# TASK DESCRIPTION:
From the records below, extract all the text exactly and leave the images behind.

# DATA ROWS:
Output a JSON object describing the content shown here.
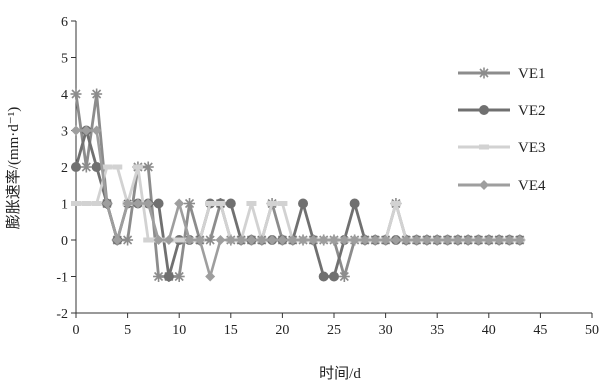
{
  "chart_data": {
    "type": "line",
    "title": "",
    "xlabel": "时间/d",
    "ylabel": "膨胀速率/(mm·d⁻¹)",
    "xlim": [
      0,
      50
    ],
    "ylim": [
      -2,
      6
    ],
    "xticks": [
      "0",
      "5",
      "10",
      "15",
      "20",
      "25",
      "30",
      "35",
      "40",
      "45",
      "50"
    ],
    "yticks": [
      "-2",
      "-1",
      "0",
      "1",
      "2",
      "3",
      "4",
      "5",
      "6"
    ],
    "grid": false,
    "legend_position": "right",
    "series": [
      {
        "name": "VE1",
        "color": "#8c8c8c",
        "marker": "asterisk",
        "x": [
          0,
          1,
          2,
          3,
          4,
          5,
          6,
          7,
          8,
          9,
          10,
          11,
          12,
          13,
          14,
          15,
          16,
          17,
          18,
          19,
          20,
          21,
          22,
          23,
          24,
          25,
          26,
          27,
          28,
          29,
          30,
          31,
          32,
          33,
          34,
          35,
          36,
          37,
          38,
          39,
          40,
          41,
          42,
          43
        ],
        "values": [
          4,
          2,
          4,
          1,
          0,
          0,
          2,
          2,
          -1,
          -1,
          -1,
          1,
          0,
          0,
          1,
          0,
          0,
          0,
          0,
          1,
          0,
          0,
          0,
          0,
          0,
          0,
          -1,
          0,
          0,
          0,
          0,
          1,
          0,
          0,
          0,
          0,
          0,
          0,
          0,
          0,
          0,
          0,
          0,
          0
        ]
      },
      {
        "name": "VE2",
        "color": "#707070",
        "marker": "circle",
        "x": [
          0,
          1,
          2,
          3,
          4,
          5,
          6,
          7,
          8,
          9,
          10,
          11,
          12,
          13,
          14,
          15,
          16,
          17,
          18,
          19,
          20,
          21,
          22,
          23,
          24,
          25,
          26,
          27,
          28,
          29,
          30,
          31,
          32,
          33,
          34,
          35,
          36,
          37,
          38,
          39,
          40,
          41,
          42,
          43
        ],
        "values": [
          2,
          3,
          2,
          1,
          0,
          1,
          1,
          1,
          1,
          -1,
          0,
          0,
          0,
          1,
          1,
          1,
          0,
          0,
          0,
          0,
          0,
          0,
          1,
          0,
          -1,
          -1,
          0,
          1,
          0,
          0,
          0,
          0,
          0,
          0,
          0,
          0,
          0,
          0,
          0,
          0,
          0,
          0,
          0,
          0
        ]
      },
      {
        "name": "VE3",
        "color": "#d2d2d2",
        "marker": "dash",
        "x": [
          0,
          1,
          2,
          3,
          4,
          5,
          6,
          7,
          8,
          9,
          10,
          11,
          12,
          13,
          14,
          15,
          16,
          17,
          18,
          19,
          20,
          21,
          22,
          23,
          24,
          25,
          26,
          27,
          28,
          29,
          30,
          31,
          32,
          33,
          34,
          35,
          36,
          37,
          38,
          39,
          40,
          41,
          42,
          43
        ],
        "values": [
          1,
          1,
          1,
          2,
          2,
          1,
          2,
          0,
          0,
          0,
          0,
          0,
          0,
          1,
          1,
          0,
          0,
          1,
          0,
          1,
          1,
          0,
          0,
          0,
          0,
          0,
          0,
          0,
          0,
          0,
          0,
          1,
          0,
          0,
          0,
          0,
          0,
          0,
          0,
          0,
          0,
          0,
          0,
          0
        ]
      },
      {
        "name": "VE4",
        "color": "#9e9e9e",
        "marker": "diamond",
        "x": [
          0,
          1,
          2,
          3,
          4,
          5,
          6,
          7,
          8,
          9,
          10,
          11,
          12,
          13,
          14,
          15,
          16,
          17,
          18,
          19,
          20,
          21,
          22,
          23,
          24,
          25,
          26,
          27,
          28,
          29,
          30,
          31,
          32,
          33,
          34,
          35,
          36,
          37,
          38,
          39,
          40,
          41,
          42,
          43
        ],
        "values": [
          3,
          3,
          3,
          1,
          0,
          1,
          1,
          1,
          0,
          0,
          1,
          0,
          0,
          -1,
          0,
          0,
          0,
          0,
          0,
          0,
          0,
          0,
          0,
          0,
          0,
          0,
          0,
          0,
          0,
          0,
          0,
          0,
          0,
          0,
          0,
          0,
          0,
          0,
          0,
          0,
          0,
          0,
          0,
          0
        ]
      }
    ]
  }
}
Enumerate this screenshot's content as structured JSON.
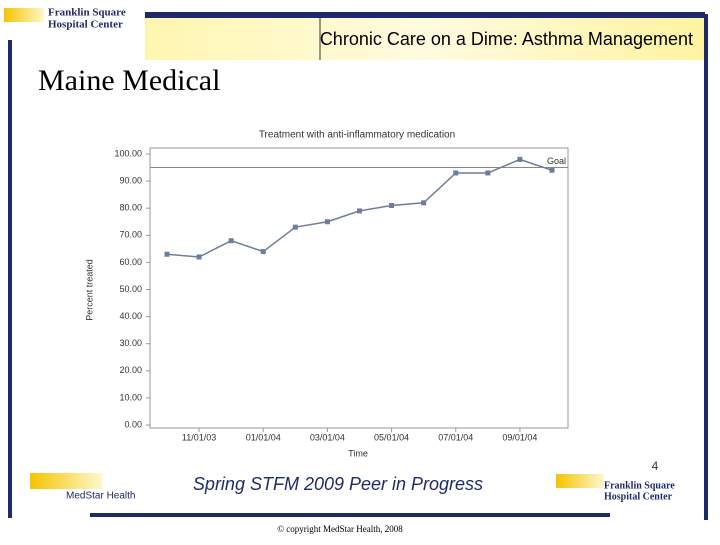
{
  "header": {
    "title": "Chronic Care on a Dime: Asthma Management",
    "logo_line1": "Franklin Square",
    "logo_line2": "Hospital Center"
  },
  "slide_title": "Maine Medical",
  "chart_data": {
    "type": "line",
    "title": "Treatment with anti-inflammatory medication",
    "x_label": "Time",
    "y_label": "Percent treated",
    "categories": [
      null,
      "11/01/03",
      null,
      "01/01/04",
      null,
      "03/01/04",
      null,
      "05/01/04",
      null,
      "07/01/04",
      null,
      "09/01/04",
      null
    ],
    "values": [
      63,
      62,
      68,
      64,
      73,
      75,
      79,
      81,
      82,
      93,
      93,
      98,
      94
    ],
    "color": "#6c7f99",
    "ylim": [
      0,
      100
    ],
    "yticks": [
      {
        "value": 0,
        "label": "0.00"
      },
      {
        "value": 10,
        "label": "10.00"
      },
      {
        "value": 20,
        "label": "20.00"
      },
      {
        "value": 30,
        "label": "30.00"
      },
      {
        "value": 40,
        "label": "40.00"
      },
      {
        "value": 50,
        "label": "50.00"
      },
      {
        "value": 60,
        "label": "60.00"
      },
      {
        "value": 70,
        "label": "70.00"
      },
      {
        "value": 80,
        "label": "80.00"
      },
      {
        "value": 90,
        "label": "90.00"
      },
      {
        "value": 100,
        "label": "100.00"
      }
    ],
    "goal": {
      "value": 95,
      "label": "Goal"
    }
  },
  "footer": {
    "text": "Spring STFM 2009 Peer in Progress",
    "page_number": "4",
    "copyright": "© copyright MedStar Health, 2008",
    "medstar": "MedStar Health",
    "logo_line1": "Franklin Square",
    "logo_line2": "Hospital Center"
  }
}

# PROBLEM SOLUTION:
Output a JSON object describing the content shown here.
{
  "chart_data": {
    "type": "line",
    "title": "",
    "xlabel": "时间/d",
    "ylabel": "膨胀速率/(mm·d⁻¹)",
    "xlim": [
      0,
      50
    ],
    "ylim": [
      -2,
      6
    ],
    "xticks": [
      "0",
      "5",
      "10",
      "15",
      "20",
      "25",
      "30",
      "35",
      "40",
      "45",
      "50"
    ],
    "yticks": [
      "-2",
      "-1",
      "0",
      "1",
      "2",
      "3",
      "4",
      "5",
      "6"
    ],
    "grid": false,
    "legend_position": "right",
    "series": [
      {
        "name": "VE1",
        "color": "#8c8c8c",
        "marker": "asterisk",
        "x": [
          0,
          1,
          2,
          3,
          4,
          5,
          6,
          7,
          8,
          9,
          10,
          11,
          12,
          13,
          14,
          15,
          16,
          17,
          18,
          19,
          20,
          21,
          22,
          23,
          24,
          25,
          26,
          27,
          28,
          29,
          30,
          31,
          32,
          33,
          34,
          35,
          36,
          37,
          38,
          39,
          40,
          41,
          42,
          43
        ],
        "values": [
          4,
          2,
          4,
          1,
          0,
          0,
          2,
          2,
          -1,
          -1,
          -1,
          1,
          0,
          0,
          1,
          0,
          0,
          0,
          0,
          1,
          0,
          0,
          0,
          0,
          0,
          0,
          -1,
          0,
          0,
          0,
          0,
          1,
          0,
          0,
          0,
          0,
          0,
          0,
          0,
          0,
          0,
          0,
          0,
          0
        ]
      },
      {
        "name": "VE2",
        "color": "#707070",
        "marker": "circle",
        "x": [
          0,
          1,
          2,
          3,
          4,
          5,
          6,
          7,
          8,
          9,
          10,
          11,
          12,
          13,
          14,
          15,
          16,
          17,
          18,
          19,
          20,
          21,
          22,
          23,
          24,
          25,
          26,
          27,
          28,
          29,
          30,
          31,
          32,
          33,
          34,
          35,
          36,
          37,
          38,
          39,
          40,
          41,
          42,
          43
        ],
        "values": [
          2,
          3,
          2,
          1,
          0,
          1,
          1,
          1,
          1,
          -1,
          0,
          0,
          0,
          1,
          1,
          1,
          0,
          0,
          0,
          0,
          0,
          0,
          1,
          0,
          -1,
          -1,
          0,
          1,
          0,
          0,
          0,
          0,
          0,
          0,
          0,
          0,
          0,
          0,
          0,
          0,
          0,
          0,
          0,
          0
        ]
      },
      {
        "name": "VE3",
        "color": "#d2d2d2",
        "marker": "dash",
        "x": [
          0,
          1,
          2,
          3,
          4,
          5,
          6,
          7,
          8,
          9,
          10,
          11,
          12,
          13,
          14,
          15,
          16,
          17,
          18,
          19,
          20,
          21,
          22,
          23,
          24,
          25,
          26,
          27,
          28,
          29,
          30,
          31,
          32,
          33,
          34,
          35,
          36,
          37,
          38,
          39,
          40,
          41,
          42,
          43
        ],
        "values": [
          1,
          1,
          1,
          2,
          2,
          1,
          2,
          0,
          0,
          0,
          0,
          0,
          0,
          1,
          1,
          0,
          0,
          1,
          0,
          1,
          1,
          0,
          0,
          0,
          0,
          0,
          0,
          0,
          0,
          0,
          0,
          1,
          0,
          0,
          0,
          0,
          0,
          0,
          0,
          0,
          0,
          0,
          0,
          0
        ]
      },
      {
        "name": "VE4",
        "color": "#9e9e9e",
        "marker": "diamond",
        "x": [
          0,
          1,
          2,
          3,
          4,
          5,
          6,
          7,
          8,
          9,
          10,
          11,
          12,
          13,
          14,
          15,
          16,
          17,
          18,
          19,
          20,
          21,
          22,
          23,
          24,
          25,
          26,
          27,
          28,
          29,
          30,
          31,
          32,
          33,
          34,
          35,
          36,
          37,
          38,
          39,
          40,
          41,
          42,
          43
        ],
        "values": [
          3,
          3,
          3,
          1,
          0,
          1,
          1,
          1,
          0,
          0,
          1,
          0,
          0,
          -1,
          0,
          0,
          0,
          0,
          0,
          0,
          0,
          0,
          0,
          0,
          0,
          0,
          0,
          0,
          0,
          0,
          0,
          0,
          0,
          0,
          0,
          0,
          0,
          0,
          0,
          0,
          0,
          0,
          0,
          0
        ]
      }
    ]
  }
}
Enumerate this screenshot's content as structured JSON.
{
  "header": {
    "title": "Chronic Care on a Dime: Asthma Management",
    "logo_line1": "Franklin Square",
    "logo_line2": "Hospital Center"
  },
  "slide_title": "Maine Medical",
  "chart_data": {
    "type": "line",
    "title": "Treatment with anti-inflammatory medication",
    "x_label": "Time",
    "y_label": "Percent treated",
    "categories": [
      null,
      "11/01/03",
      null,
      "01/01/04",
      null,
      "03/01/04",
      null,
      "05/01/04",
      null,
      "07/01/04",
      null,
      "09/01/04",
      null
    ],
    "values": [
      63,
      62,
      68,
      64,
      73,
      75,
      79,
      81,
      82,
      93,
      93,
      98,
      94
    ],
    "color": "#6c7f99",
    "ylim": [
      0,
      100
    ],
    "yticks": [
      {
        "value": 0,
        "label": "0.00"
      },
      {
        "value": 10,
        "label": "10.00"
      },
      {
        "value": 20,
        "label": "20.00"
      },
      {
        "value": 30,
        "label": "30.00"
      },
      {
        "value": 40,
        "label": "40.00"
      },
      {
        "value": 50,
        "label": "50.00"
      },
      {
        "value": 60,
        "label": "60.00"
      },
      {
        "value": 70,
        "label": "70.00"
      },
      {
        "value": 80,
        "label": "80.00"
      },
      {
        "value": 90,
        "label": "90.00"
      },
      {
        "value": 100,
        "label": "100.00"
      }
    ],
    "goal": {
      "value": 95,
      "label": "Goal"
    }
  },
  "footer": {
    "text": "Spring STFM 2009 Peer in Progress",
    "page_number": "4",
    "copyright": "© copyright MedStar Health, 2008",
    "medstar": "MedStar Health",
    "logo_line1": "Franklin Square",
    "logo_line2": "Hospital Center"
  }
}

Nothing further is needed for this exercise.